Exercise instructions => Repeat each record exactly. Any picture gets left out.

Extracted entries =>
* START *

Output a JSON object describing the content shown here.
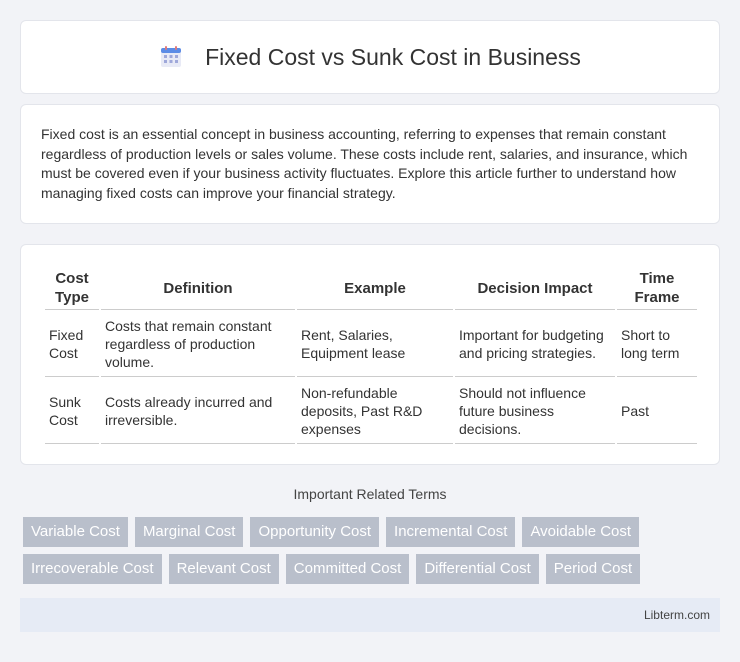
{
  "header": {
    "title": "Fixed Cost vs Sunk Cost in Business",
    "icon": "calendar-icon"
  },
  "intro": {
    "text": "Fixed cost is an essential concept in business accounting, referring to expenses that remain constant regardless of production levels or sales volume. These costs include rent, salaries, and insurance, which must be covered even if your business activity fluctuates. Explore this article further to understand how managing fixed costs can improve your financial strategy."
  },
  "table": {
    "headers": [
      "Cost Type",
      "Definition",
      "Example",
      "Decision Impact",
      "Time Frame"
    ],
    "rows": [
      [
        "Fixed Cost",
        "Costs that remain constant regardless of production volume.",
        "Rent, Salaries, Equipment lease",
        "Important for budgeting and pricing strategies.",
        "Short to long term"
      ],
      [
        "Sunk Cost",
        "Costs already incurred and irreversible.",
        "Non-refundable deposits, Past R&D expenses",
        "Should not influence future business decisions.",
        "Past"
      ]
    ]
  },
  "related": {
    "title": "Important Related Terms",
    "row1": [
      "Variable Cost",
      "Marginal Cost",
      "Opportunity Cost",
      "Incremental Cost",
      "Avoidable Cost"
    ],
    "row2": [
      "Irrecoverable Cost",
      "Relevant Cost",
      "Committed Cost",
      "Differential Cost",
      "Period Cost"
    ]
  },
  "footer": {
    "brand": "Libterm.com"
  },
  "colors": {
    "tag_bg": "#b9bfcb",
    "footer_bg": "#e6ebf5",
    "page_bg": "#f2f3f7"
  }
}
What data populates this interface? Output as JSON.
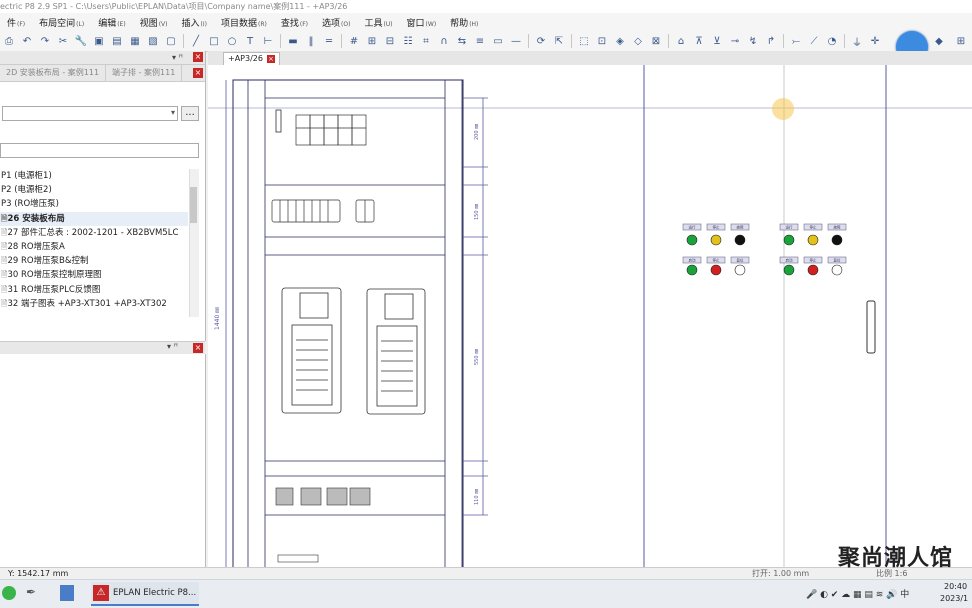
{
  "title": "ectric P8 2.9 SP1 - C:\\Users\\Public\\EPLAN\\Data\\项目\\Company name\\案例111 - +AP3/26",
  "menu": [
    {
      "label": "件",
      "key": "(F)"
    },
    {
      "label": "布局空间",
      "key": "(L)"
    },
    {
      "label": "编辑",
      "key": "(E)"
    },
    {
      "label": "视图",
      "key": "(V)"
    },
    {
      "label": "插入",
      "key": "(I)"
    },
    {
      "label": "项目数据",
      "key": "(R)"
    },
    {
      "label": "查找",
      "key": "(F)"
    },
    {
      "label": "选项",
      "key": "(O)"
    },
    {
      "label": "工具",
      "key": "(U)"
    },
    {
      "label": "窗口",
      "key": "(W)"
    },
    {
      "label": "帮助",
      "key": "(H)"
    }
  ],
  "panel": {
    "tabs": [
      "2D 安装板布局 - 案例111",
      "端子排 - 案例111"
    ],
    "close": "×",
    "filter_button": "...",
    "pages": [
      {
        "label": "P1 (电源柜1)"
      },
      {
        "label": "P2 (电源柜2)"
      },
      {
        "label": "P3 (RO增压泵)"
      },
      {
        "label": "26 安装板布局",
        "selected": true
      },
      {
        "label": "27 部件汇总表 : 2002-1201 - XB2BVM5LC"
      },
      {
        "label": "28 RO增压泵A"
      },
      {
        "label": "29 RO增压泵B&控制"
      },
      {
        "label": "30 RO增压泵控制原理图"
      },
      {
        "label": "31 RO增压泵PLC反馈图"
      },
      {
        "label": "32 端子图表 +AP3-XT301 +AP3-XT302"
      }
    ],
    "second_panel_pin": "▾ ꟸ ×"
  },
  "document_tab": "+AP3/26",
  "drawing": {
    "dims": [
      "1440 ㎜",
      "200 ㎜",
      "150 ㎜",
      "550 ㎜",
      "110 ㎜"
    ],
    "lamp_labels": [
      "运行",
      "停止",
      "故障",
      "运行",
      "停止",
      "故障"
    ],
    "button_labels": [
      "启动",
      "停止",
      "复位",
      "启动",
      "停止",
      "复位"
    ]
  },
  "status": {
    "coord": "Y: 1542.17 mm",
    "grid": "打开: 1.00 mm",
    "scale": "比例 1:6"
  },
  "taskbar": {
    "app": "EPLAN Electric P8...",
    "time": "20:40",
    "date": "2023/1"
  },
  "watermark": "聚尚潮人馆",
  "colors": {
    "accent": "#3d8be0",
    "close": "#c62828",
    "green": "#1aa33a",
    "red": "#d02020",
    "yellow": "#e2c21a"
  }
}
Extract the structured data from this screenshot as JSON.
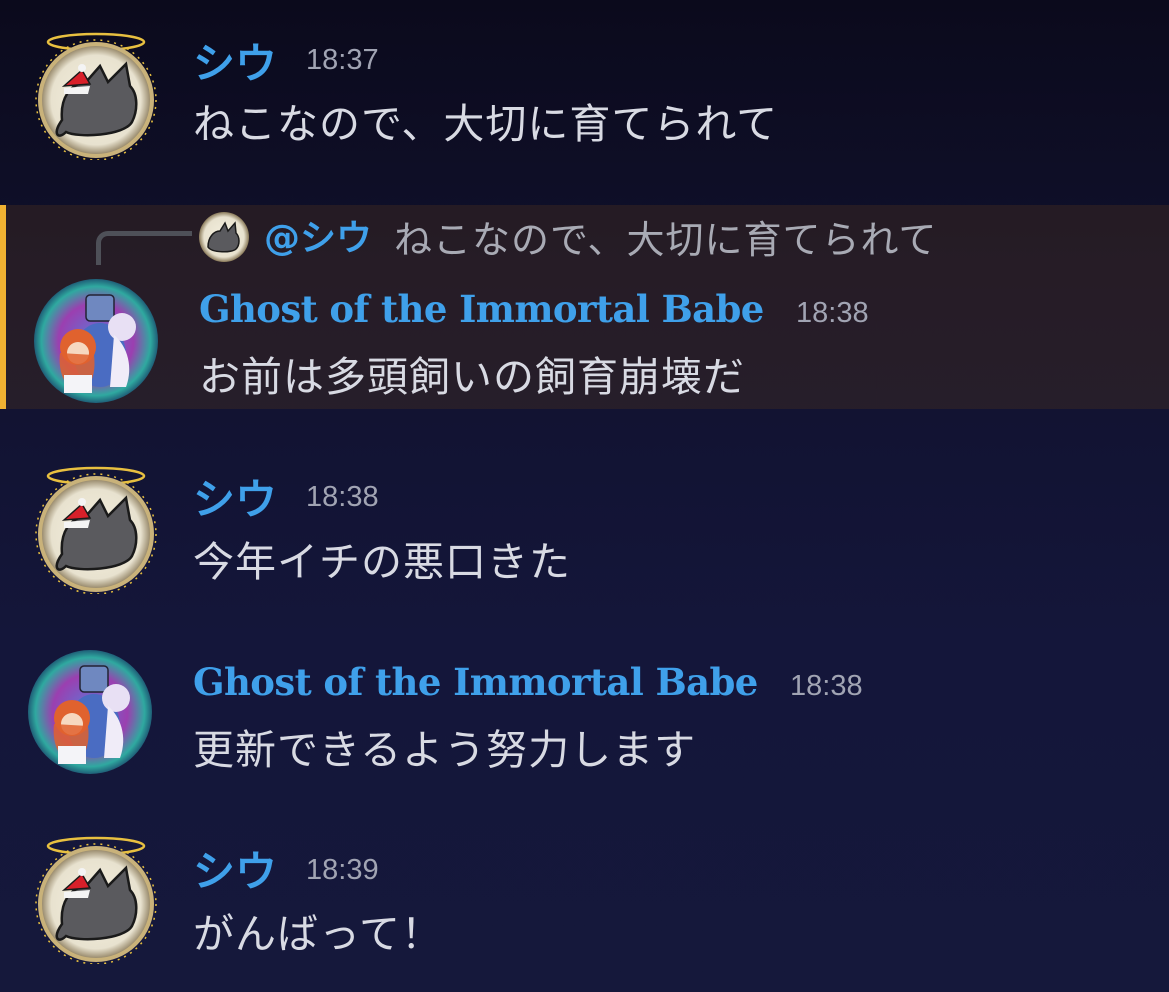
{
  "theme": {
    "username_color": "#3fa0ea",
    "highlight_bar_color": "#f0b232",
    "text_color": "#d8dae3",
    "timestamp_color": "#a1a4b3"
  },
  "messages": [
    {
      "author": "シウ",
      "avatar_icon": "cat-santa-hat-icon",
      "time": "18:37",
      "text": "ねこなので、大切に育てられて"
    },
    {
      "author": "Ghost of the Immortal Babe",
      "avatar_icon": "anime-characters-avatar-icon",
      "time": "18:38",
      "text": "お前は多頭飼いの飼育崩壊だ",
      "highlighted": true,
      "reply": {
        "mention": "@シウ",
        "text": "ねこなので、大切に育てられて",
        "avatar_icon": "cat-avatar-icon"
      }
    },
    {
      "author": "シウ",
      "avatar_icon": "cat-santa-hat-icon",
      "time": "18:38",
      "text": "今年イチの悪口きた"
    },
    {
      "author": "Ghost of the Immortal Babe",
      "avatar_icon": "anime-characters-avatar-icon",
      "time": "18:38",
      "text": "更新できるよう努力します"
    },
    {
      "author": "シウ",
      "avatar_icon": "cat-santa-hat-icon",
      "time": "18:39",
      "text": "がんばって！"
    }
  ]
}
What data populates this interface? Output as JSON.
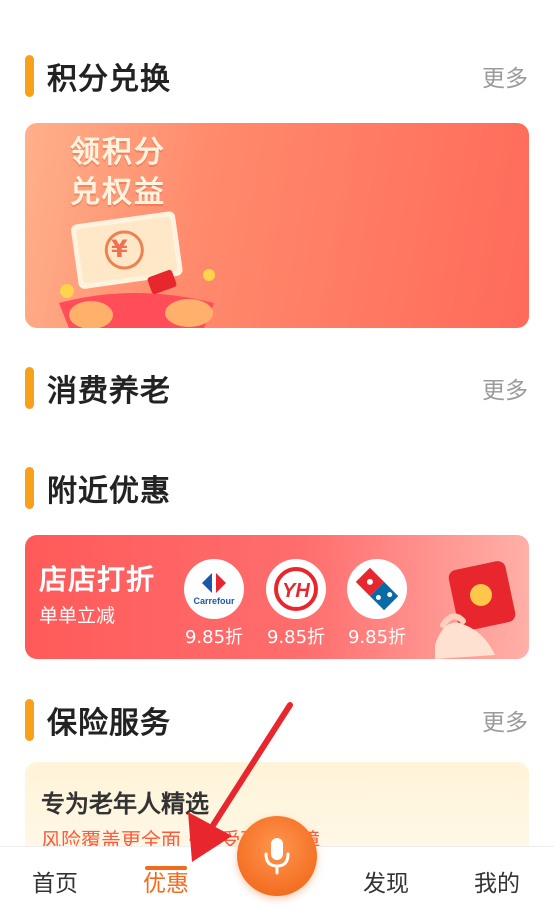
{
  "sections": {
    "points": {
      "title": "积分兑换",
      "more": "更多"
    },
    "pension": {
      "title": "消费养老",
      "more": "更多"
    },
    "nearby": {
      "title": "附近优惠"
    },
    "insurance": {
      "title": "保险服务",
      "more": "更多"
    }
  },
  "points_banner": {
    "line1": "领积分",
    "line2": "兑权益",
    "coin_symbol": "¥"
  },
  "discount_banner": {
    "title": "店店打折",
    "subtitle": "单单立减",
    "stores": [
      {
        "name": "Carrefour",
        "rate": "9.85折",
        "color": "#1d58a8"
      },
      {
        "name": "YH",
        "rate": "9.85折",
        "color": "#e8262d"
      },
      {
        "name": "Domino's Pizza",
        "rate": "9.85折",
        "color": "#0a6aa8"
      }
    ]
  },
  "insurance_card": {
    "title": "专为老年人精选",
    "subtitle": "风险覆盖更全面 · 享受更多保障"
  },
  "tabbar": {
    "home": "首页",
    "offers": "优惠",
    "discover": "发现",
    "mine": "我的",
    "active": "offers",
    "accent": "#f26b1d"
  }
}
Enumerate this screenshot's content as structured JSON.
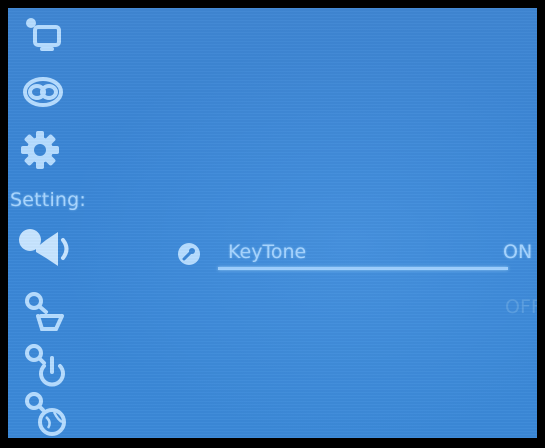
{
  "colors": {
    "screen_background": "#3b87d6",
    "glyph": "#a9d6ff",
    "dim_text": "#5a9ee0"
  },
  "sidebar": {
    "items": [
      {
        "icon": "display-icon"
      },
      {
        "icon": "link-icon"
      },
      {
        "icon": "gear-icon"
      },
      {
        "label": "Setting:"
      },
      {
        "icon": "speaker-icon",
        "selected": true
      },
      {
        "icon": "wrench-tv-icon"
      },
      {
        "icon": "wrench-power-icon"
      },
      {
        "icon": "wrench-globe-icon"
      }
    ]
  },
  "options": {
    "keytone": {
      "label": "KeyTone",
      "icon": "wrench-icon",
      "choices": [
        "ON",
        "OFF"
      ],
      "selected": "ON"
    }
  }
}
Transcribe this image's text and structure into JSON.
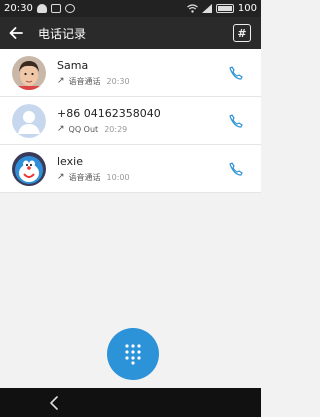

* END *

Task output =>
Output a JSON object describing the content shown here.
{
  "header": {
    "title": "Fixed Cost vs Sunk Cost in Business",
    "icon": "calendar-icon"
  },
  "intro": {
    "text": "Fixed cost is an essential concept in business accounting, referring to expenses that remain constant regardless of production levels or sales volume. These costs include rent, salaries, and insurance, which must be covered even if your business activity fluctuates. Explore this article further to understand how managing fixed costs can improve your financial strategy."
  },
  "table": {
    "headers": [
      "Cost Type",
      "Definition",
      "Example",
      "Decision Impact",
      "Time Frame"
    ],
    "rows": [
      [
        "Fixed Cost",
        "Costs that remain constant regardless of production volume.",
        "Rent, Salaries, Equipment lease",
        "Important for budgeting and pricing strategies.",
        "Short to long term"
      ],
      [
        "Sunk Cost",
        "Costs already incurred and irreversible.",
        "Non-refundable deposits, Past R&D expenses",
        "Should not influence future business decisions.",
        "Past"
      ]
    ]
  },
  "related": {
    "title": "Important Related Terms",
    "row1": [
      "Variable Cost",
      "Marginal Cost",
      "Opportunity Cost",
      "Incremental Cost",
      "Avoidable Cost"
    ],
    "row2": [
      "Irrecoverable Cost",
      "Relevant Cost",
      "Committed Cost",
      "Differential Cost",
      "Period Cost"
    ]
  },
  "footer": {
    "brand": "Libterm.com"
  },
  "colors": {
    "tag_bg": "#b9bfcb",
    "footer_bg": "#e6ebf5",
    "page_bg": "#f2f3f7"
  }
}
What data populates this interface? Output as JSON.
{
  "title": "ectric P8 2.9 SP1 - C:\\Users\\Public\\EPLAN\\Data\\项目\\Company name\\案例111 - +AP3/26",
  "menu": [
    {
      "label": "件",
      "key": "(F)"
    },
    {
      "label": "布局空间",
      "key": "(L)"
    },
    {
      "label": "编辑",
      "key": "(E)"
    },
    {
      "label": "视图",
      "key": "(V)"
    },
    {
      "label": "插入",
      "key": "(I)"
    },
    {
      "label": "项目数据",
      "key": "(R)"
    },
    {
      "label": "查找",
      "key": "(F)"
    },
    {
      "label": "选项",
      "key": "(O)"
    },
    {
      "label": "工具",
      "key": "(U)"
    },
    {
      "label": "窗口",
      "key": "(W)"
    },
    {
      "label": "帮助",
      "key": "(H)"
    }
  ],
  "panel": {
    "tabs": [
      "2D 安装板布局 - 案例111",
      "端子排 - 案例111"
    ],
    "close": "×",
    "filter_button": "...",
    "pages": [
      {
        "label": "P1 (电源柜1)"
      },
      {
        "label": "P2 (电源柜2)"
      },
      {
        "label": "P3 (RO增压泵)"
      },
      {
        "label": "26 安装板布局",
        "selected": true
      },
      {
        "label": "27 部件汇总表 : 2002-1201 - XB2BVM5LC"
      },
      {
        "label": "28 RO增压泵A"
      },
      {
        "label": "29 RO增压泵B&控制"
      },
      {
        "label": "30 RO增压泵控制原理图"
      },
      {
        "label": "31 RO增压泵PLC反馈图"
      },
      {
        "label": "32 端子图表 +AP3-XT301 +AP3-XT302"
      }
    ],
    "second_panel_pin": "▾ ꟸ ×"
  },
  "document_tab": "+AP3/26",
  "drawing": {
    "dims": [
      "1440 ㎜",
      "200 ㎜",
      "150 ㎜",
      "550 ㎜",
      "110 ㎜"
    ],
    "lamp_labels": [
      "运行",
      "停止",
      "故障",
      "运行",
      "停止",
      "故障"
    ],
    "button_labels": [
      "启动",
      "停止",
      "复位",
      "启动",
      "停止",
      "复位"
    ]
  },
  "status": {
    "coord": "Y: 1542.17 mm",
    "grid": "打开: 1.00 mm",
    "scale": "比例 1:6"
  },
  "taskbar": {
    "app": "EPLAN Electric P8...",
    "time": "20:40",
    "date": "2023/1"
  },
  "watermark": "聚尚潮人馆",
  "colors": {
    "accent": "#3d8be0",
    "close": "#c62828",
    "green": "#1aa33a",
    "red": "#d02020",
    "yellow": "#e2c21a"
  }
}
Extract the structured data from this screenshot as JSON.
{
  "theme": {
    "username_color": "#3fa0ea",
    "highlight_bar_color": "#f0b232",
    "text_color": "#d8dae3",
    "timestamp_color": "#a1a4b3"
  },
  "messages": [
    {
      "author": "シウ",
      "avatar_icon": "cat-santa-hat-icon",
      "time": "18:37",
      "text": "ねこなので、大切に育てられて"
    },
    {
      "author": "Ghost of the Immortal Babe",
      "avatar_icon": "anime-characters-avatar-icon",
      "time": "18:38",
      "text": "お前は多頭飼いの飼育崩壊だ",
      "highlighted": true,
      "reply": {
        "mention": "@シウ",
        "text": "ねこなので、大切に育てられて",
        "avatar_icon": "cat-avatar-icon"
      }
    },
    {
      "author": "シウ",
      "avatar_icon": "cat-santa-hat-icon",
      "time": "18:38",
      "text": "今年イチの悪口きた"
    },
    {
      "author": "Ghost of the Immortal Babe",
      "avatar_icon": "anime-characters-avatar-icon",
      "time": "18:38",
      "text": "更新できるよう努力します"
    },
    {
      "author": "シウ",
      "avatar_icon": "cat-santa-hat-icon",
      "time": "18:39",
      "text": "がんばって！"
    }
  ]
}
What data populates this interface? Output as JSON.
{
  "sections": {
    "points": {
      "title": "积分兑换",
      "more": "更多"
    },
    "pension": {
      "title": "消费养老",
      "more": "更多"
    },
    "nearby": {
      "title": "附近优惠"
    },
    "insurance": {
      "title": "保险服务",
      "more": "更多"
    }
  },
  "points_banner": {
    "line1": "领积分",
    "line2": "兑权益",
    "coin_symbol": "¥"
  },
  "discount_banner": {
    "title": "店店打折",
    "subtitle": "单单立减",
    "stores": [
      {
        "name": "Carrefour",
        "rate": "9.85折",
        "color": "#1d58a8"
      },
      {
        "name": "YH",
        "rate": "9.85折",
        "color": "#e8262d"
      },
      {
        "name": "Domino's Pizza",
        "rate": "9.85折",
        "color": "#0a6aa8"
      }
    ]
  },
  "insurance_card": {
    "title": "专为老年人精选",
    "subtitle": "风险覆盖更全面 · 享受更多保障"
  },
  "tabbar": {
    "home": "首页",
    "offers": "优惠",
    "discover": "发现",
    "mine": "我的",
    "active": "offers",
    "accent": "#f26b1d"
  }
}
Enumerate this screenshot's content as structured JSON.
{
  "colors": {
    "screen_background": "#3b87d6",
    "glyph": "#a9d6ff",
    "dim_text": "#5a9ee0"
  },
  "sidebar": {
    "items": [
      {
        "icon": "display-icon"
      },
      {
        "icon": "link-icon"
      },
      {
        "icon": "gear-icon"
      },
      {
        "label": "Setting:"
      },
      {
        "icon": "speaker-icon",
        "selected": true
      },
      {
        "icon": "wrench-tv-icon"
      },
      {
        "icon": "wrench-power-icon"
      },
      {
        "icon": "wrench-globe-icon"
      }
    ]
  },
  "options": {
    "keytone": {
      "label": "KeyTone",
      "icon": "wrench-icon",
      "choices": [
        "ON",
        "OFF"
      ],
      "selected": "ON"
    }
  }
}
Transcribe this image's text and structure into JSON.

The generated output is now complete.